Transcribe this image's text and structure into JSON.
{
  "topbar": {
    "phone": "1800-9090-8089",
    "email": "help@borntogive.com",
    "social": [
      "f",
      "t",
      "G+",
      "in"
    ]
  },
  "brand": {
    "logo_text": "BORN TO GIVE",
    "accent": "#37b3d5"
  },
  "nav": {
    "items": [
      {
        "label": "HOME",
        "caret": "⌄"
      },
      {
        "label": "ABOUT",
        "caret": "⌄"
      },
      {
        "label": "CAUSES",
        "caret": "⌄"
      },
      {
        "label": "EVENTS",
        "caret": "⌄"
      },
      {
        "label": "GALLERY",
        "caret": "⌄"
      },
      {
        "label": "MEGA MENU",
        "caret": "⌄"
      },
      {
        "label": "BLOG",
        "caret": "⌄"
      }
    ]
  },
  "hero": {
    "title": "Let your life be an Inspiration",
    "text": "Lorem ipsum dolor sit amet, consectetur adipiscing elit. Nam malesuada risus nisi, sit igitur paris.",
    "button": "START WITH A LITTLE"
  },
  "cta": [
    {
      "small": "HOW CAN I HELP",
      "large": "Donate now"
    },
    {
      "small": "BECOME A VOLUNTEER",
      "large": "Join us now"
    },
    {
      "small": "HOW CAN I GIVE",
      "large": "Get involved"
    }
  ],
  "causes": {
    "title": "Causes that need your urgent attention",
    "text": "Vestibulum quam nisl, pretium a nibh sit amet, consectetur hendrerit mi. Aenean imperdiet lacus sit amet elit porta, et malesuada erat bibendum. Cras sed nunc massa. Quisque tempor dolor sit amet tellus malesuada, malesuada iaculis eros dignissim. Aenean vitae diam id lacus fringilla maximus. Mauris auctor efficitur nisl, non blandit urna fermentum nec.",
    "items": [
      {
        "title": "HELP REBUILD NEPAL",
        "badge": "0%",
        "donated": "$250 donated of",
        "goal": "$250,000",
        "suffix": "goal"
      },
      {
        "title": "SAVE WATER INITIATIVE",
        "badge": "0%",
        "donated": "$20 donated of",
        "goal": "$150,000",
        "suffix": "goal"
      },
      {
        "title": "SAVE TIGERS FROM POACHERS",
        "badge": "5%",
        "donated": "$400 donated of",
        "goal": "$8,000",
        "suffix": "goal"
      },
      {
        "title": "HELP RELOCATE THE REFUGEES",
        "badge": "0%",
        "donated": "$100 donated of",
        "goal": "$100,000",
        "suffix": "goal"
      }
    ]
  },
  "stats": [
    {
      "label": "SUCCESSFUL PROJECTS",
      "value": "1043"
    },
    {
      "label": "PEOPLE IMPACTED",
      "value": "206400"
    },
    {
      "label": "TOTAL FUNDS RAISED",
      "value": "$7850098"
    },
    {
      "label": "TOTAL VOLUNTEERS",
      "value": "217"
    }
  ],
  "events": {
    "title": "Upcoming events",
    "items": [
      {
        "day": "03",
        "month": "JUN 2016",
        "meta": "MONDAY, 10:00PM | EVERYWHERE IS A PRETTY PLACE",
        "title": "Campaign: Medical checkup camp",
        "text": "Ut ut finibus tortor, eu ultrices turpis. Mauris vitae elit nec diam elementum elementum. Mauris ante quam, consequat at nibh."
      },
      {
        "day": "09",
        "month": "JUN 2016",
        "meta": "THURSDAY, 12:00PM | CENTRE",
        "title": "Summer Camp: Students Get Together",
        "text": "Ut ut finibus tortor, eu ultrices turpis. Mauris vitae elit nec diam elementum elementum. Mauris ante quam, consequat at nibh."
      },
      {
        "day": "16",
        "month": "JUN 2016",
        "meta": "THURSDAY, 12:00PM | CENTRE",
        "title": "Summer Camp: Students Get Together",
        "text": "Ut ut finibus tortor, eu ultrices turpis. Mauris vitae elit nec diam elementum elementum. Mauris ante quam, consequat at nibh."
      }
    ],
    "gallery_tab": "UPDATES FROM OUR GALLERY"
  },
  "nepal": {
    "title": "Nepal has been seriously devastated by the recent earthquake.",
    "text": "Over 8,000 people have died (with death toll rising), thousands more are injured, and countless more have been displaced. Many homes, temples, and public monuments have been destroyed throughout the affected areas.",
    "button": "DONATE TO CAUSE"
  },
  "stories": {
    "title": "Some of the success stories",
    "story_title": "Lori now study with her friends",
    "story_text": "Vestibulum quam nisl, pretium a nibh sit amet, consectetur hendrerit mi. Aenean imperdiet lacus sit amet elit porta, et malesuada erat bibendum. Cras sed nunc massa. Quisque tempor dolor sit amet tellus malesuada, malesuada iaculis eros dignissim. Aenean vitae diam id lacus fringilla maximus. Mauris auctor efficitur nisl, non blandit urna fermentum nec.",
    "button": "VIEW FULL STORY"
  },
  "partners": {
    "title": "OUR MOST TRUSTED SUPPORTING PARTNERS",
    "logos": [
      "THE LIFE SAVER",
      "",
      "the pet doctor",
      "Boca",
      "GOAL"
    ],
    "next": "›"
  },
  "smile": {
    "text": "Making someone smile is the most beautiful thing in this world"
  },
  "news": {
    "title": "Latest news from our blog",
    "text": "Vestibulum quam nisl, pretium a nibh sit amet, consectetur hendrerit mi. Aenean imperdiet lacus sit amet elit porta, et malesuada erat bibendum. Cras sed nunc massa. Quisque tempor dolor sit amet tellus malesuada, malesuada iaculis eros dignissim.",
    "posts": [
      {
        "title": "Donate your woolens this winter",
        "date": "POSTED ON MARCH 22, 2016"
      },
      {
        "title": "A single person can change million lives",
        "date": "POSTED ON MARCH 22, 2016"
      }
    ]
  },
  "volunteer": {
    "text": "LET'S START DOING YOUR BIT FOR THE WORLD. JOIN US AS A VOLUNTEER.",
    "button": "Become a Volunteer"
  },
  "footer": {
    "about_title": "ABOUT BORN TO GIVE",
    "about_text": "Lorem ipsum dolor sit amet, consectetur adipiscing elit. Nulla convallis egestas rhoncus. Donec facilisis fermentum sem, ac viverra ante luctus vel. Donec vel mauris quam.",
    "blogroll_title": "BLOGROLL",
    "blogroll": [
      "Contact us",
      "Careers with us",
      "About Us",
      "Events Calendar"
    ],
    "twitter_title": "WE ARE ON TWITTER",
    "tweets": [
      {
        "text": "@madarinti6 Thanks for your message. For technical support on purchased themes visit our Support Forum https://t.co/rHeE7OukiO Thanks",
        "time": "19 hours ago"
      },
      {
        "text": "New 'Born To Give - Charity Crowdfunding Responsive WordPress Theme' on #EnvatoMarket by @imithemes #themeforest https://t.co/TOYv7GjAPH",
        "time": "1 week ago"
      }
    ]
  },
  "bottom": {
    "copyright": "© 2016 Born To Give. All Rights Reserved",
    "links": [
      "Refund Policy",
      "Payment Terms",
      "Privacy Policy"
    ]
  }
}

+===+

| WORK TO BE COMPLETED |
Write out the material exactly as given.

| REPLY |
Transcribe this image's text and structure into JSON.
{
  "topbar": {
    "phone": "1800-9090-8089",
    "email": "help@borntogive.com",
    "social": [
      "f",
      "t",
      "G+",
      "in"
    ]
  },
  "brand": {
    "logo_text": "BORN TO GIVE",
    "accent": "#37b3d5"
  },
  "nav": {
    "items": [
      {
        "label": "HOME",
        "caret": "⌄"
      },
      {
        "label": "ABOUT",
        "caret": "⌄"
      },
      {
        "label": "CAUSES",
        "caret": "⌄"
      },
      {
        "label": "EVENTS",
        "caret": "⌄"
      },
      {
        "label": "GALLERY",
        "caret": "⌄"
      },
      {
        "label": "MEGA MENU",
        "caret": "⌄"
      },
      {
        "label": "BLOG",
        "caret": "⌄"
      }
    ]
  },
  "hero": {
    "title": "Let your life be an Inspiration",
    "text": "Lorem ipsum dolor sit amet, consectetur adipiscing elit. Nam malesuada risus nisi, sit igitur paris.",
    "button": "START WITH A LITTLE"
  },
  "cta": [
    {
      "small": "HOW CAN I HELP",
      "large": "Donate now"
    },
    {
      "small": "BECOME A VOLUNTEER",
      "large": "Join us now"
    },
    {
      "small": "HOW CAN I GIVE",
      "large": "Get involved"
    }
  ],
  "causes": {
    "title": "Causes that need your urgent attention",
    "text": "Vestibulum quam nisl, pretium a nibh sit amet, consectetur hendrerit mi. Aenean imperdiet lacus sit amet elit porta, et malesuada erat bibendum. Cras sed nunc massa. Quisque tempor dolor sit amet tellus malesuada, malesuada iaculis eros dignissim. Aenean vitae diam id lacus fringilla maximus. Mauris auctor efficitur nisl, non blandit urna fermentum nec.",
    "items": [
      {
        "title": "HELP REBUILD NEPAL",
        "badge": "0%",
        "donated": "$250 donated of",
        "goal": "$250,000",
        "suffix": "goal"
      },
      {
        "title": "SAVE WATER INITIATIVE",
        "badge": "0%",
        "donated": "$20 donated of",
        "goal": "$150,000",
        "suffix": "goal"
      },
      {
        "title": "SAVE TIGERS FROM POACHERS",
        "badge": "5%",
        "donated": "$400 donated of",
        "goal": "$8,000",
        "suffix": "goal"
      },
      {
        "title": "HELP RELOCATE THE REFUGEES",
        "badge": "0%",
        "donated": "$100 donated of",
        "goal": "$100,000",
        "suffix": "goal"
      }
    ]
  },
  "stats": [
    {
      "label": "SUCCESSFUL PROJECTS",
      "value": "1043"
    },
    {
      "label": "PEOPLE IMPACTED",
      "value": "206400"
    },
    {
      "label": "TOTAL FUNDS RAISED",
      "value": "$7850098"
    },
    {
      "label": "TOTAL VOLUNTEERS",
      "value": "217"
    }
  ],
  "events": {
    "title": "Upcoming events",
    "items": [
      {
        "day": "03",
        "month": "JUN 2016",
        "meta": "MONDAY, 10:00PM | EVERYWHERE IS A PRETTY PLACE",
        "title": "Campaign: Medical checkup camp",
        "text": "Ut ut finibus tortor, eu ultrices turpis. Mauris vitae elit nec diam elementum elementum. Mauris ante quam, consequat at nibh."
      },
      {
        "day": "09",
        "month": "JUN 2016",
        "meta": "THURSDAY, 12:00PM | CENTRE",
        "title": "Summer Camp: Students Get Together",
        "text": "Ut ut finibus tortor, eu ultrices turpis. Mauris vitae elit nec diam elementum elementum. Mauris ante quam, consequat at nibh."
      },
      {
        "day": "16",
        "month": "JUN 2016",
        "meta": "THURSDAY, 12:00PM | CENTRE",
        "title": "Summer Camp: Students Get Together",
        "text": "Ut ut finibus tortor, eu ultrices turpis. Mauris vitae elit nec diam elementum elementum. Mauris ante quam, consequat at nibh."
      }
    ],
    "gallery_tab": "UPDATES FROM OUR GALLERY"
  },
  "nepal": {
    "title": "Nepal has been seriously devastated by the recent earthquake.",
    "text": "Over 8,000 people have died (with death toll rising), thousands more are injured, and countless more have been displaced. Many homes, temples, and public monuments have been destroyed throughout the affected areas.",
    "button": "DONATE TO CAUSE"
  },
  "stories": {
    "title": "Some of the success stories",
    "story_title": "Lori now study with her friends",
    "story_text": "Vestibulum quam nisl, pretium a nibh sit amet, consectetur hendrerit mi. Aenean imperdiet lacus sit amet elit porta, et malesuada erat bibendum. Cras sed nunc massa. Quisque tempor dolor sit amet tellus malesuada, malesuada iaculis eros dignissim. Aenean vitae diam id lacus fringilla maximus. Mauris auctor efficitur nisl, non blandit urna fermentum nec.",
    "button": "VIEW FULL STORY"
  },
  "partners": {
    "title": "OUR MOST TRUSTED SUPPORTING PARTNERS",
    "logos": [
      "THE LIFE SAVER",
      "",
      "the pet doctor",
      "Boca",
      "GOAL"
    ],
    "next": "›"
  },
  "smile": {
    "text": "Making someone smile is the most beautiful thing in this world"
  },
  "news": {
    "title": "Latest news from our blog",
    "text": "Vestibulum quam nisl, pretium a nibh sit amet, consectetur hendrerit mi. Aenean imperdiet lacus sit amet elit porta, et malesuada erat bibendum. Cras sed nunc massa. Quisque tempor dolor sit amet tellus malesuada, malesuada iaculis eros dignissim.",
    "posts": [
      {
        "title": "Donate your woolens this winter",
        "date": "POSTED ON MARCH 22, 2016"
      },
      {
        "title": "A single person can change million lives",
        "date": "POSTED ON MARCH 22, 2016"
      }
    ]
  },
  "volunteer": {
    "text": "LET'S START DOING YOUR BIT FOR THE WORLD. JOIN US AS A VOLUNTEER.",
    "button": "Become a Volunteer"
  },
  "footer": {
    "about_title": "ABOUT BORN TO GIVE",
    "about_text": "Lorem ipsum dolor sit amet, consectetur adipiscing elit. Nulla convallis egestas rhoncus. Donec facilisis fermentum sem, ac viverra ante luctus vel. Donec vel mauris quam.",
    "blogroll_title": "BLOGROLL",
    "blogroll": [
      "Contact us",
      "Careers with us",
      "About Us",
      "Events Calendar"
    ],
    "twitter_title": "WE ARE ON TWITTER",
    "tweets": [
      {
        "text": "@madarinti6 Thanks for your message. For technical support on purchased themes visit our Support Forum https://t.co/rHeE7OukiO Thanks",
        "time": "19 hours ago"
      },
      {
        "text": "New 'Born To Give - Charity Crowdfunding Responsive WordPress Theme' on #EnvatoMarket by @imithemes #themeforest https://t.co/TOYv7GjAPH",
        "time": "1 week ago"
      }
    ]
  },
  "bottom": {
    "copyright": "© 2016 Born To Give. All Rights Reserved",
    "links": [
      "Refund Policy",
      "Payment Terms",
      "Privacy Policy"
    ]
  }
}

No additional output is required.